Exercise: Each line of the listing must be transcribed exactly, except for the images, which should be excluded.

[start of Listing]

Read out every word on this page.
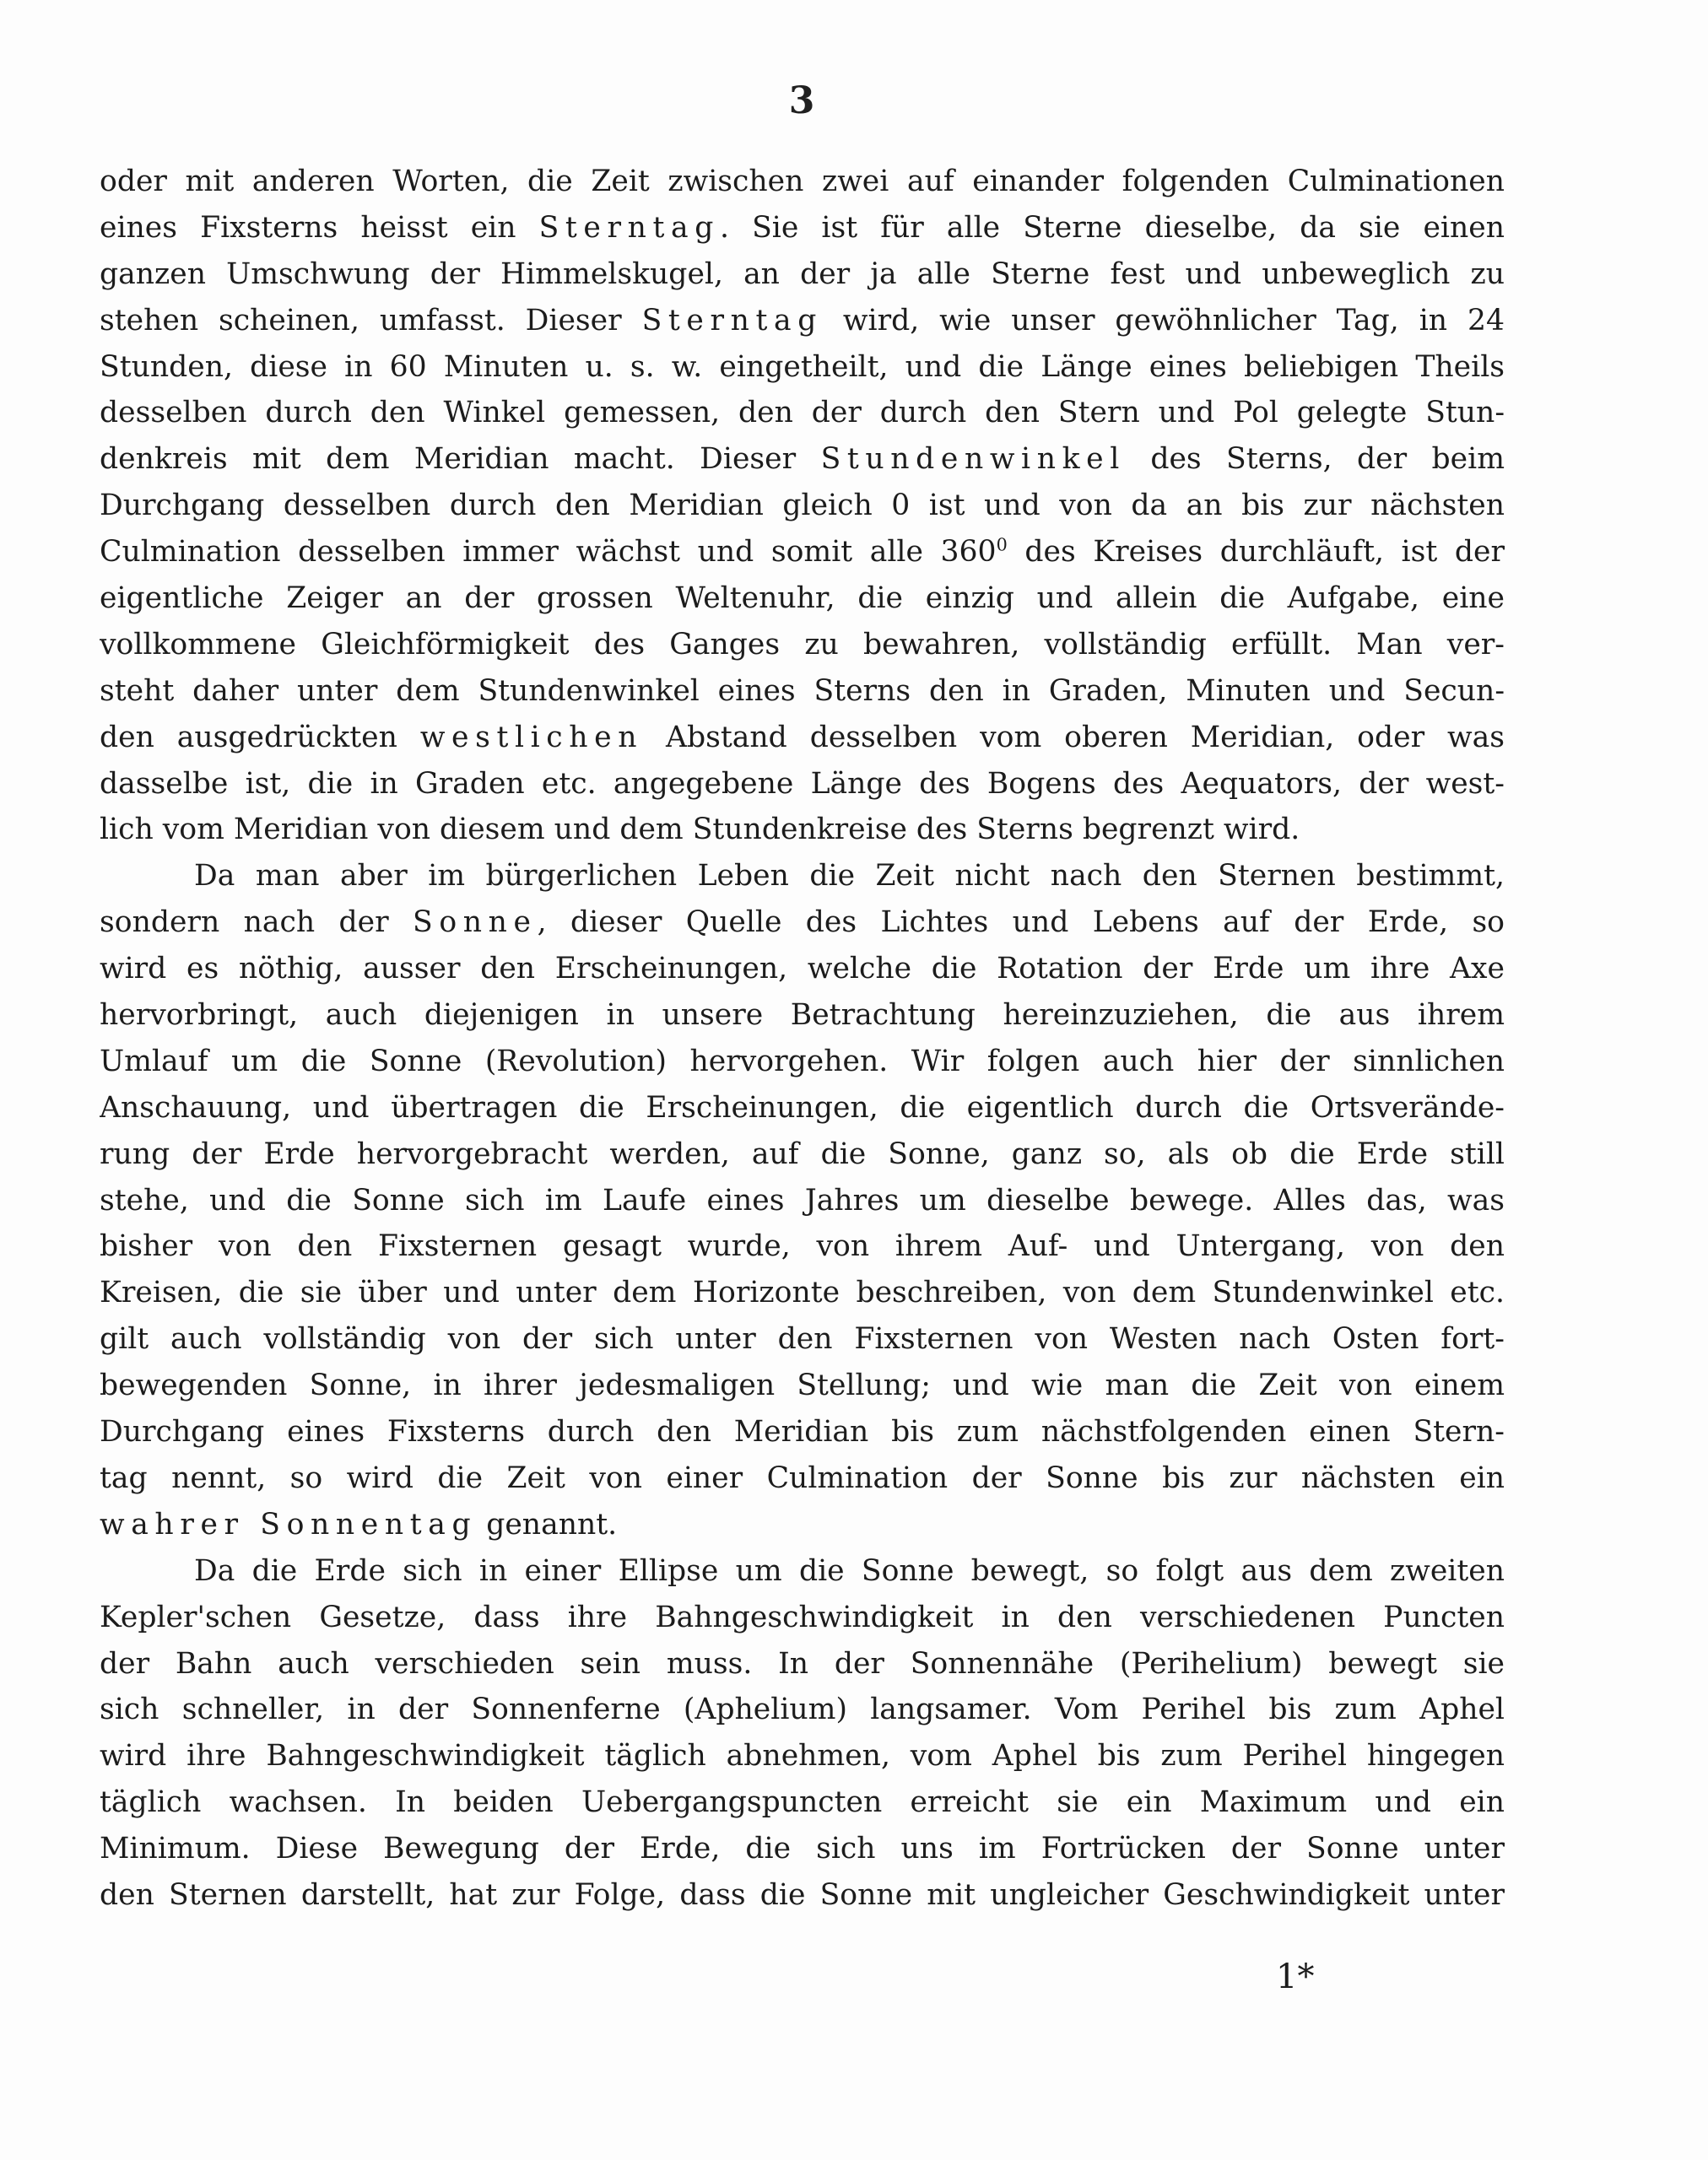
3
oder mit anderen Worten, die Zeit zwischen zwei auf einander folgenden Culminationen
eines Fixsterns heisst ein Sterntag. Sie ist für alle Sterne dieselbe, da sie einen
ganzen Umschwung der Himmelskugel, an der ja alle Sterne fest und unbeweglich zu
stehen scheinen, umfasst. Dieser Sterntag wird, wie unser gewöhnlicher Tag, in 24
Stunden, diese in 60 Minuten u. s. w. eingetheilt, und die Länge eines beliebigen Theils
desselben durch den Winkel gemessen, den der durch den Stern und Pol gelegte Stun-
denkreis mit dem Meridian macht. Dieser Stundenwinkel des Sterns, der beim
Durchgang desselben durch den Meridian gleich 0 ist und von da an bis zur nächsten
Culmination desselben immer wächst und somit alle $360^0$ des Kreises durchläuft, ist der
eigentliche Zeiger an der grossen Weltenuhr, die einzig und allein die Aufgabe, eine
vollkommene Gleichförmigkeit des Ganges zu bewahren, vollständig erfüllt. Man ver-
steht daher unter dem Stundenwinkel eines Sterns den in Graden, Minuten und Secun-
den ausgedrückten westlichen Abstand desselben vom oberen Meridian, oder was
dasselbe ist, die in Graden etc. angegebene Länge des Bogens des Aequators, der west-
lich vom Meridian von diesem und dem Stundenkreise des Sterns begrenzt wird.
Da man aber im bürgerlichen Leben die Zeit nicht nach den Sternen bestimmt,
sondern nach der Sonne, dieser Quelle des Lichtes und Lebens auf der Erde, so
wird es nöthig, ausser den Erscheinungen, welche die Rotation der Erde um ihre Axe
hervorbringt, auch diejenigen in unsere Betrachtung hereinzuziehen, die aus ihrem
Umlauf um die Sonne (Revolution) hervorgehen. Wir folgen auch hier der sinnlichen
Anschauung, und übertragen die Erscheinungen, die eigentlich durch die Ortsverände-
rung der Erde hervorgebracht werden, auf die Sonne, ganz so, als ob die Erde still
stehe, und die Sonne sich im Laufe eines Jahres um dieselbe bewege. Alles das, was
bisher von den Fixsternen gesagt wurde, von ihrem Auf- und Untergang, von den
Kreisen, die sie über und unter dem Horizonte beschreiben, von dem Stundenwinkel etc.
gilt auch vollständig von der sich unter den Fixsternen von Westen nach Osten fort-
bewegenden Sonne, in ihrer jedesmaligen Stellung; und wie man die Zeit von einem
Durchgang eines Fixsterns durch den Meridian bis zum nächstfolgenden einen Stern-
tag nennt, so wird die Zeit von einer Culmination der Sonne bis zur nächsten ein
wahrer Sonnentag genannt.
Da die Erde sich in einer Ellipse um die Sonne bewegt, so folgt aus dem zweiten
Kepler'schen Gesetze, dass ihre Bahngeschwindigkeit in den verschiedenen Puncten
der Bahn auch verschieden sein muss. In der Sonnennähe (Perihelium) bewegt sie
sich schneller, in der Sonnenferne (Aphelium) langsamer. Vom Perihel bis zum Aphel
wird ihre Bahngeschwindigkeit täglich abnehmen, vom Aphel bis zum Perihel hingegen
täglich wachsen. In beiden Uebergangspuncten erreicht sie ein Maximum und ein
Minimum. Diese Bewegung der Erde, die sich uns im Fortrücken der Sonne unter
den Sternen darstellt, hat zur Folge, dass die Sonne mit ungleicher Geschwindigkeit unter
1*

[end of Listing]

Output of the exercise:
Read out every word on this page.
3
oder mit anderen Worten, die Zeit zwischen zwei auf einander folgenden Culminationen
eines Fixsterns heisst ein Sterntag. Sie ist für alle Sterne dieselbe, da sie einen
ganzen Umschwung der Himmelskugel, an der ja alle Sterne fest und unbeweglich zu
stehen scheinen, umfasst. Dieser Sterntag wird, wie unser gewöhnlicher Tag, in 24
Stunden, diese in 60 Minuten u. s. w. eingetheilt, und die Länge eines beliebigen Theils
desselben durch den Winkel gemessen, den der durch den Stern und Pol gelegte Stun-
denkreis mit dem Meridian macht. Dieser Stundenwinkel des Sterns, der beim
Durchgang desselben durch den Meridian gleich 0 ist und von da an bis zur nächsten
Culmination desselben immer wächst und somit alle $360^0$ des Kreises durchläuft, ist der
eigentliche Zeiger an der grossen Weltenuhr, die einzig und allein die Aufgabe, eine
vollkommene Gleichförmigkeit des Ganges zu bewahren, vollständig erfüllt. Man ver-
steht daher unter dem Stundenwinkel eines Sterns den in Graden, Minuten und Secun-
den ausgedrückten westlichen Abstand desselben vom oberen Meridian, oder was
dasselbe ist, die in Graden etc. angegebene Länge des Bogens des Aequators, der west-
lich vom Meridian von diesem und dem Stundenkreise des Sterns begrenzt wird.
Da man aber im bürgerlichen Leben die Zeit nicht nach den Sternen bestimmt,
sondern nach der Sonne, dieser Quelle des Lichtes und Lebens auf der Erde, so
wird es nöthig, ausser den Erscheinungen, welche die Rotation der Erde um ihre Axe
hervorbringt, auch diejenigen in unsere Betrachtung hereinzuziehen, die aus ihrem
Umlauf um die Sonne (Revolution) hervorgehen. Wir folgen auch hier der sinnlichen
Anschauung, und übertragen die Erscheinungen, die eigentlich durch die Ortsverände-
rung der Erde hervorgebracht werden, auf die Sonne, ganz so, als ob die Erde still
stehe, und die Sonne sich im Laufe eines Jahres um dieselbe bewege. Alles das, was
bisher von den Fixsternen gesagt wurde, von ihrem Auf- und Untergang, von den
Kreisen, die sie über und unter dem Horizonte beschreiben, von dem Stundenwinkel etc.
gilt auch vollständig von der sich unter den Fixsternen von Westen nach Osten fort-
bewegenden Sonne, in ihrer jedesmaligen Stellung; und wie man die Zeit von einem
Durchgang eines Fixsterns durch den Meridian bis zum nächstfolgenden einen Stern-
tag nennt, so wird die Zeit von einer Culmination der Sonne bis zur nächsten ein
wahrer Sonnentag genannt.
Da die Erde sich in einer Ellipse um die Sonne bewegt, so folgt aus dem zweiten
Kepler'schen Gesetze, dass ihre Bahngeschwindigkeit in den verschiedenen Puncten
der Bahn auch verschieden sein muss. In der Sonnennähe (Perihelium) bewegt sie
sich schneller, in der Sonnenferne (Aphelium) langsamer. Vom Perihel bis zum Aphel
wird ihre Bahngeschwindigkeit täglich abnehmen, vom Aphel bis zum Perihel hingegen
täglich wachsen. In beiden Uebergangspuncten erreicht sie ein Maximum und ein
Minimum. Diese Bewegung der Erde, die sich uns im Fortrücken der Sonne unter
den Sternen darstellt, hat zur Folge, dass die Sonne mit ungleicher Geschwindigkeit unter
1*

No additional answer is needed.